(Dataset entries)
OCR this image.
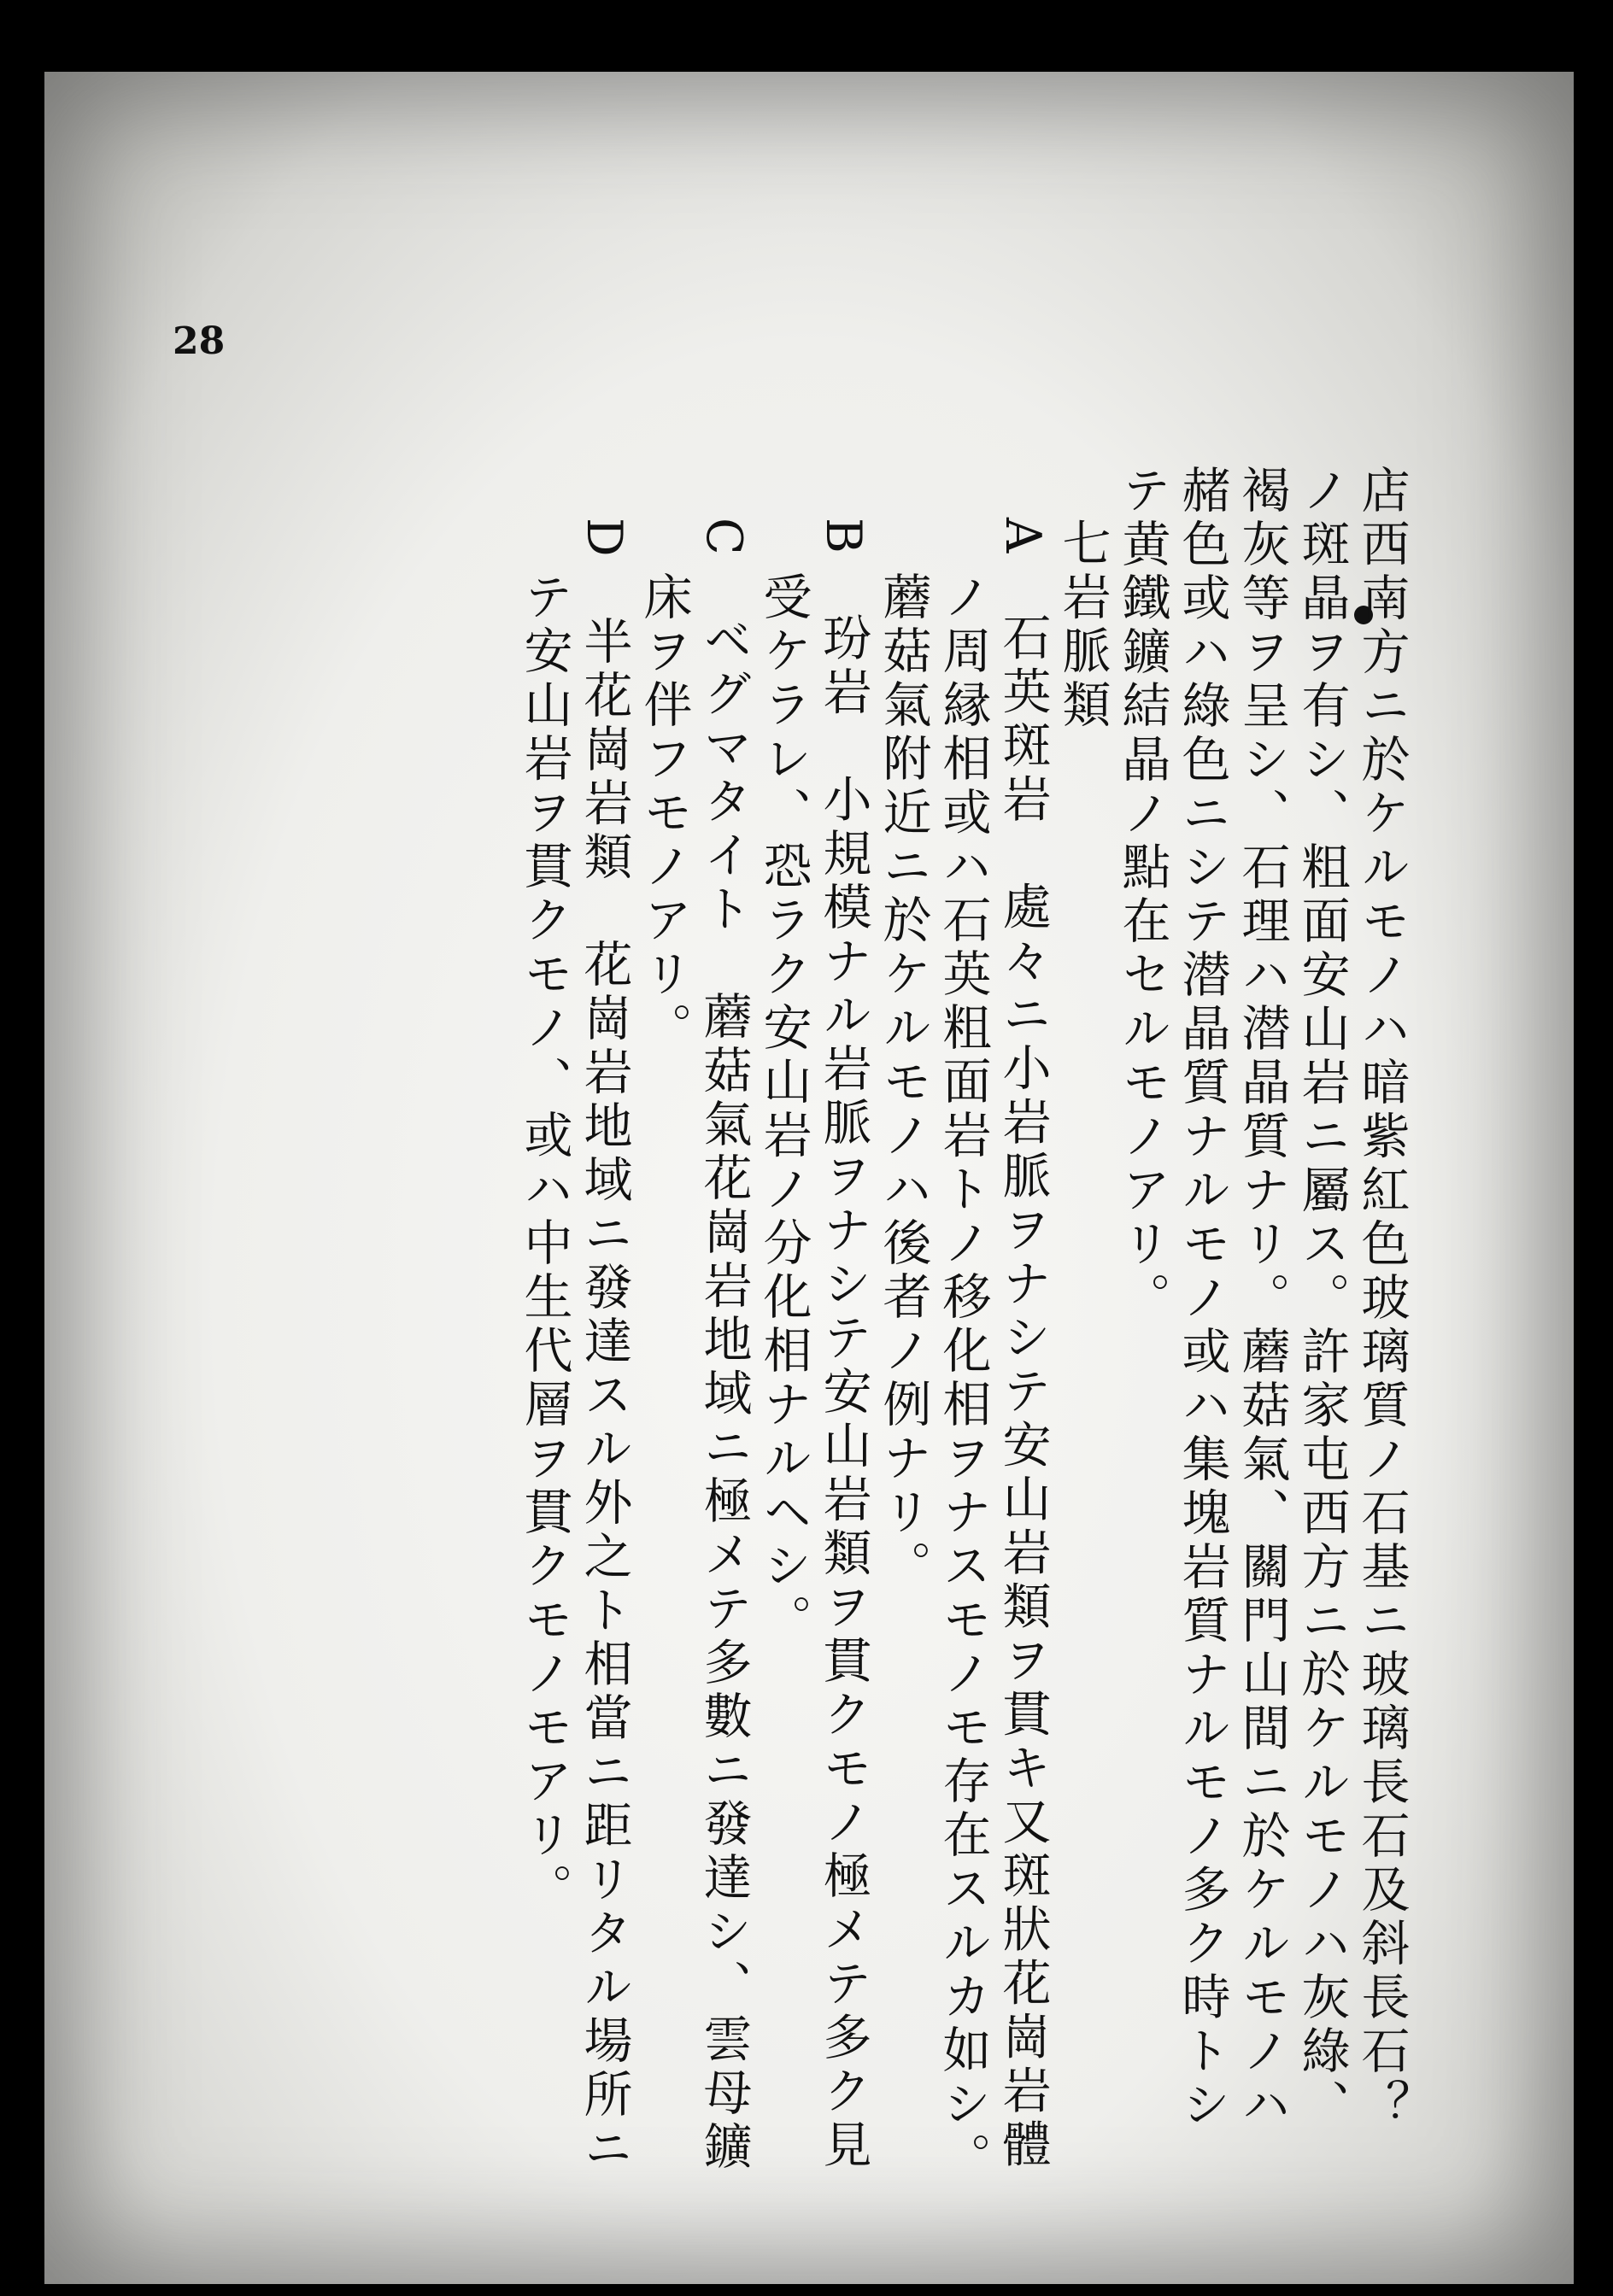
28
店西南方ニ於ケルモノハ暗紫紅色玻璃質ノ石基ニ玻璃長石及斜長石？
ノ斑晶ヲ有シ、粗面安山岩ニ屬ス。許家屯西方ニ於ケルモノハ灰綠、
褐灰等ヲ呈シ、石理ハ潜晶質ナリ。蘑菇氣、關門山間ニ於ケルモノハ
赭色或ハ綠色ニシテ潜晶質ナルモノ或ハ集塊岩質ナルモノ多ク時トシ
テ黄鐵鑛結晶ノ點在セルモノアリ。
七岩脈類
A　石英斑岩　處々ニ小岩脈ヲナシテ安山岩類ヲ貫キ又斑狀花崗岩體
ノ周縁相或ハ石英粗面岩トノ移化相ヲナスモノモ存在スルカ如シ。
蘑菇氣附近ニ於ケルモノハ後者ノ例ナリ。
B　玢岩　小規模ナル岩脈ヲナシテ安山岩類ヲ貫クモノ極メテ多ク見
受ケラレ、恐ラク安山岩ノ分化相ナルヘシ。
C　ベグマタイト　蘑菇氣花崗岩地域ニ極メテ多數ニ發達シ、雲母鑛
床ヲ伴フモノアリ。
D　半花崗岩類　花崗岩地域ニ發達スル外之ト相當ニ距リタル場所ニ
テ安山岩ヲ貫クモノ、或ハ中生代層ヲ貫クモノモアリ。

## Job
Print the complete listing exactly, apart from any pictures.

## Solved problem
OCR this image.
28
店西南方ニ於ケルモノハ暗紫紅色玻璃質ノ石基ニ玻璃長石及斜長石？
ノ斑晶ヲ有シ、粗面安山岩ニ屬ス。許家屯西方ニ於ケルモノハ灰綠、
褐灰等ヲ呈シ、石理ハ潜晶質ナリ。蘑菇氣、關門山間ニ於ケルモノハ
赭色或ハ綠色ニシテ潜晶質ナルモノ或ハ集塊岩質ナルモノ多ク時トシ
テ黄鐵鑛結晶ノ點在セルモノアリ。
七岩脈類
A　石英斑岩　處々ニ小岩脈ヲナシテ安山岩類ヲ貫キ又斑狀花崗岩體
ノ周縁相或ハ石英粗面岩トノ移化相ヲナスモノモ存在スルカ如シ。
蘑菇氣附近ニ於ケルモノハ後者ノ例ナリ。
B　玢岩　小規模ナル岩脈ヲナシテ安山岩類ヲ貫クモノ極メテ多ク見
受ケラレ、恐ラク安山岩ノ分化相ナルヘシ。
C　ベグマタイト　蘑菇氣花崗岩地域ニ極メテ多數ニ發達シ、雲母鑛
床ヲ伴フモノアリ。
D　半花崗岩類　花崗岩地域ニ發達スル外之ト相當ニ距リタル場所ニ
テ安山岩ヲ貫クモノ、或ハ中生代層ヲ貫クモノモアリ。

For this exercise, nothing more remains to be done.